§ **Written instruction**
Extract the data exactly, missing nothing.

§ **Extracted information**
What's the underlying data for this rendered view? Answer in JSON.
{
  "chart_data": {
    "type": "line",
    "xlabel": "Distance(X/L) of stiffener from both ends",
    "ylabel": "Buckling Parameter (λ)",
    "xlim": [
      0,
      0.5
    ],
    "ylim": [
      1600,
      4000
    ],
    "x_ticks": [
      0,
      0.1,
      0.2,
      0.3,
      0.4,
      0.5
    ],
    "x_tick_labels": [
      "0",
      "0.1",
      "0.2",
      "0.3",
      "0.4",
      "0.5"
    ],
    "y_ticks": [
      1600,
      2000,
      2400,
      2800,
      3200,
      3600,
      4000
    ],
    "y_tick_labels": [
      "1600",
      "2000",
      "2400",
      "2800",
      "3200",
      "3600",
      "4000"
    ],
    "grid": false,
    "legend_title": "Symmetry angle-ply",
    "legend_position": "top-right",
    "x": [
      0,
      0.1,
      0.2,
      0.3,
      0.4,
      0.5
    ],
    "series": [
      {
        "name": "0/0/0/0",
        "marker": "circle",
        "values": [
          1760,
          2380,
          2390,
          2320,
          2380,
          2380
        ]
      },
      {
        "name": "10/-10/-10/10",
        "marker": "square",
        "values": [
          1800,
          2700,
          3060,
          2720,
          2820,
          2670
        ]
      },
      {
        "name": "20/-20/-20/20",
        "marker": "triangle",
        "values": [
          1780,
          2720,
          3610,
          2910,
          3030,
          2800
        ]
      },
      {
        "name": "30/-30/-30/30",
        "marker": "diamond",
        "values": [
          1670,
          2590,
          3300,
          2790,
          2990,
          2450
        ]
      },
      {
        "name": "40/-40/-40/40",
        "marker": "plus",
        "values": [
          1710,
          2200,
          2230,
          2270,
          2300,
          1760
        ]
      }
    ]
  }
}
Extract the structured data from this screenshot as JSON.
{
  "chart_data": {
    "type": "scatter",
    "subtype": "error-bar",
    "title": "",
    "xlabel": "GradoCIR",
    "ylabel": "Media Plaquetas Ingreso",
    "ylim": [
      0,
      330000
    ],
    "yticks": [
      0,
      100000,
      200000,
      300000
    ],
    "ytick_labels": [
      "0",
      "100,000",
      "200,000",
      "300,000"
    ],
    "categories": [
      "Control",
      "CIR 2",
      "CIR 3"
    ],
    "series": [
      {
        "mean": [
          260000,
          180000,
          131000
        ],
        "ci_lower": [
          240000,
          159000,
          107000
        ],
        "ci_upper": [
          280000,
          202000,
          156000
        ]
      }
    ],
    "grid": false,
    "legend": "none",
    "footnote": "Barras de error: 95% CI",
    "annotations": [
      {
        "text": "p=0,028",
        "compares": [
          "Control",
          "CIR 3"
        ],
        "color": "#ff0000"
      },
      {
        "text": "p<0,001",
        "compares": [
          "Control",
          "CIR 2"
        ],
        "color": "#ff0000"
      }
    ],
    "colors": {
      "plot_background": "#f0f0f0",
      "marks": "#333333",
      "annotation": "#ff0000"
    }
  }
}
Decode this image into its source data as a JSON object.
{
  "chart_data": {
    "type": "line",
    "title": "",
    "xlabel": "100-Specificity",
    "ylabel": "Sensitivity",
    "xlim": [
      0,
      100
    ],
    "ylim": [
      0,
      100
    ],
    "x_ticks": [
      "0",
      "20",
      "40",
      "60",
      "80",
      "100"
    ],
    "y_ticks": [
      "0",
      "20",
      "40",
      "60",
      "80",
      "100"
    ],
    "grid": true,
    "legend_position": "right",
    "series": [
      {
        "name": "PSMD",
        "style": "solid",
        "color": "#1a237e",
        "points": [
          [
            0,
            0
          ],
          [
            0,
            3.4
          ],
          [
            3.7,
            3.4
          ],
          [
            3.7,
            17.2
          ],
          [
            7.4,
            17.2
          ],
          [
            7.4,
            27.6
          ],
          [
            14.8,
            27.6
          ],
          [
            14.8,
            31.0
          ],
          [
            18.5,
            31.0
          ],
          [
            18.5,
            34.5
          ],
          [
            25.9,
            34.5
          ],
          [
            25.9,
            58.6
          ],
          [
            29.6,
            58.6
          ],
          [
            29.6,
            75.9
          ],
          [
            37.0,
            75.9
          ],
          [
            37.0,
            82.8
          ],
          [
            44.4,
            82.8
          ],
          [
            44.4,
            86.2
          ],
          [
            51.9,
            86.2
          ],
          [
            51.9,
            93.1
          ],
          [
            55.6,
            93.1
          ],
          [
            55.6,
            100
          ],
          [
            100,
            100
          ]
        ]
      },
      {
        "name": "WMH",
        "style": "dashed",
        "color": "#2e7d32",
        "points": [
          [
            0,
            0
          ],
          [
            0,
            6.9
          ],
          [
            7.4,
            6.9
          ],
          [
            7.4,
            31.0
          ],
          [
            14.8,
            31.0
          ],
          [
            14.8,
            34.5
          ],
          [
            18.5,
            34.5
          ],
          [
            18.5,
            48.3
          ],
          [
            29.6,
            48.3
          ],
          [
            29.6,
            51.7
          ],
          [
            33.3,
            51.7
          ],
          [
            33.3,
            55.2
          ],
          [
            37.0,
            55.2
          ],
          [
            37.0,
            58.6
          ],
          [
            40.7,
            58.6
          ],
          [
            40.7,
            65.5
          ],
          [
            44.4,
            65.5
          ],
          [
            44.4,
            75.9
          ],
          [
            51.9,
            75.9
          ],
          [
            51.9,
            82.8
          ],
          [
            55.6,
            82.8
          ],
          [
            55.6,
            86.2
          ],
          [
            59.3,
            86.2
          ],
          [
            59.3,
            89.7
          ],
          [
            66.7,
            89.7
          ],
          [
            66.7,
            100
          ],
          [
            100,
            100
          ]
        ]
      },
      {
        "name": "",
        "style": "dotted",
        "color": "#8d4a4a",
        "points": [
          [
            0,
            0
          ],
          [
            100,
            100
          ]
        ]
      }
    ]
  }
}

§ **Response to the task**
What's the underlying data for this rendered view? Answer in JSON.
{
  "chart_data": {
    "type": "line",
    "xlabel": "Distance(X/L) of stiffener from both ends",
    "ylabel": "Buckling Parameter (λ)",
    "xlim": [
      0,
      0.5
    ],
    "ylim": [
      1600,
      4000
    ],
    "x_ticks": [
      0,
      0.1,
      0.2,
      0.3,
      0.4,
      0.5
    ],
    "x_tick_labels": [
      "0",
      "0.1",
      "0.2",
      "0.3",
      "0.4",
      "0.5"
    ],
    "y_ticks": [
      1600,
      2000,
      2400,
      2800,
      3200,
      3600,
      4000
    ],
    "y_tick_labels": [
      "1600",
      "2000",
      "2400",
      "2800",
      "3200",
      "3600",
      "4000"
    ],
    "grid": false,
    "legend_title": "Symmetry angle-ply",
    "legend_position": "top-right",
    "x": [
      0,
      0.1,
      0.2,
      0.3,
      0.4,
      0.5
    ],
    "series": [
      {
        "name": "0/0/0/0",
        "marker": "circle",
        "values": [
          1760,
          2380,
          2390,
          2320,
          2380,
          2380
        ]
      },
      {
        "name": "10/-10/-10/10",
        "marker": "square",
        "values": [
          1800,
          2700,
          3060,
          2720,
          2820,
          2670
        ]
      },
      {
        "name": "20/-20/-20/20",
        "marker": "triangle",
        "values": [
          1780,
          2720,
          3610,
          2910,
          3030,
          2800
        ]
      },
      {
        "name": "30/-30/-30/30",
        "marker": "diamond",
        "values": [
          1670,
          2590,
          3300,
          2790,
          2990,
          2450
        ]
      },
      {
        "name": "40/-40/-40/40",
        "marker": "plus",
        "values": [
          1710,
          2200,
          2230,
          2270,
          2300,
          1760
        ]
      }
    ]
  }
}
Extract the structured data from this screenshot as JSON.
{
  "chart_data": {
    "type": "scatter",
    "subtype": "error-bar",
    "title": "",
    "xlabel": "GradoCIR",
    "ylabel": "Media Plaquetas Ingreso",
    "ylim": [
      0,
      330000
    ],
    "yticks": [
      0,
      100000,
      200000,
      300000
    ],
    "ytick_labels": [
      "0",
      "100,000",
      "200,000",
      "300,000"
    ],
    "categories": [
      "Control",
      "CIR 2",
      "CIR 3"
    ],
    "series": [
      {
        "mean": [
          260000,
          180000,
          131000
        ],
        "ci_lower": [
          240000,
          159000,
          107000
        ],
        "ci_upper": [
          280000,
          202000,
          156000
        ]
      }
    ],
    "grid": false,
    "legend": "none",
    "footnote": "Barras de error: 95% CI",
    "annotations": [
      {
        "text": "p=0,028",
        "compares": [
          "Control",
          "CIR 3"
        ],
        "color": "#ff0000"
      },
      {
        "text": "p<0,001",
        "compares": [
          "Control",
          "CIR 2"
        ],
        "color": "#ff0000"
      }
    ],
    "colors": {
      "plot_background": "#f0f0f0",
      "marks": "#333333",
      "annotation": "#ff0000"
    }
  }
}
Decode this image into its source data as a JSON object.
{
  "chart_data": {
    "type": "line",
    "title": "",
    "xlabel": "100-Specificity",
    "ylabel": "Sensitivity",
    "xlim": [
      0,
      100
    ],
    "ylim": [
      0,
      100
    ],
    "x_ticks": [
      "0",
      "20",
      "40",
      "60",
      "80",
      "100"
    ],
    "y_ticks": [
      "0",
      "20",
      "40",
      "60",
      "80",
      "100"
    ],
    "grid": true,
    "legend_position": "right",
    "series": [
      {
        "name": "PSMD",
        "style": "solid",
        "color": "#1a237e",
        "points": [
          [
            0,
            0
          ],
          [
            0,
            3.4
          ],
          [
            3.7,
            3.4
          ],
          [
            3.7,
            17.2
          ],
          [
            7.4,
            17.2
          ],
          [
            7.4,
            27.6
          ],
          [
            14.8,
            27.6
          ],
          [
            14.8,
            31.0
          ],
          [
            18.5,
            31.0
          ],
          [
            18.5,
            34.5
          ],
          [
            25.9,
            34.5
          ],
          [
            25.9,
            58.6
          ],
          [
            29.6,
            58.6
          ],
          [
            29.6,
            75.9
          ],
          [
            37.0,
            75.9
          ],
          [
            37.0,
            82.8
          ],
          [
            44.4,
            82.8
          ],
          [
            44.4,
            86.2
          ],
          [
            51.9,
            86.2
          ],
          [
            51.9,
            93.1
          ],
          [
            55.6,
            93.1
          ],
          [
            55.6,
            100
          ],
          [
            100,
            100
          ]
        ]
      },
      {
        "name": "WMH",
        "style": "dashed",
        "color": "#2e7d32",
        "points": [
          [
            0,
            0
          ],
          [
            0,
            6.9
          ],
          [
            7.4,
            6.9
          ],
          [
            7.4,
            31.0
          ],
          [
            14.8,
            31.0
          ],
          [
            14.8,
            34.5
          ],
          [
            18.5,
            34.5
          ],
          [
            18.5,
            48.3
          ],
          [
            29.6,
            48.3
          ],
          [
            29.6,
            51.7
          ],
          [
            33.3,
            51.7
          ],
          [
            33.3,
            55.2
          ],
          [
            37.0,
            55.2
          ],
          [
            37.0,
            58.6
          ],
          [
            40.7,
            58.6
          ],
          [
            40.7,
            65.5
          ],
          [
            44.4,
            65.5
          ],
          [
            44.4,
            75.9
          ],
          [
            51.9,
            75.9
          ],
          [
            51.9,
            82.8
          ],
          [
            55.6,
            82.8
          ],
          [
            55.6,
            86.2
          ],
          [
            59.3,
            86.2
          ],
          [
            59.3,
            89.7
          ],
          [
            66.7,
            89.7
          ],
          [
            66.7,
            100
          ],
          [
            100,
            100
          ]
        ]
      },
      {
        "name": "",
        "style": "dotted",
        "color": "#8d4a4a",
        "points": [
          [
            0,
            0
          ],
          [
            100,
            100
          ]
        ]
      }
    ]
  }
}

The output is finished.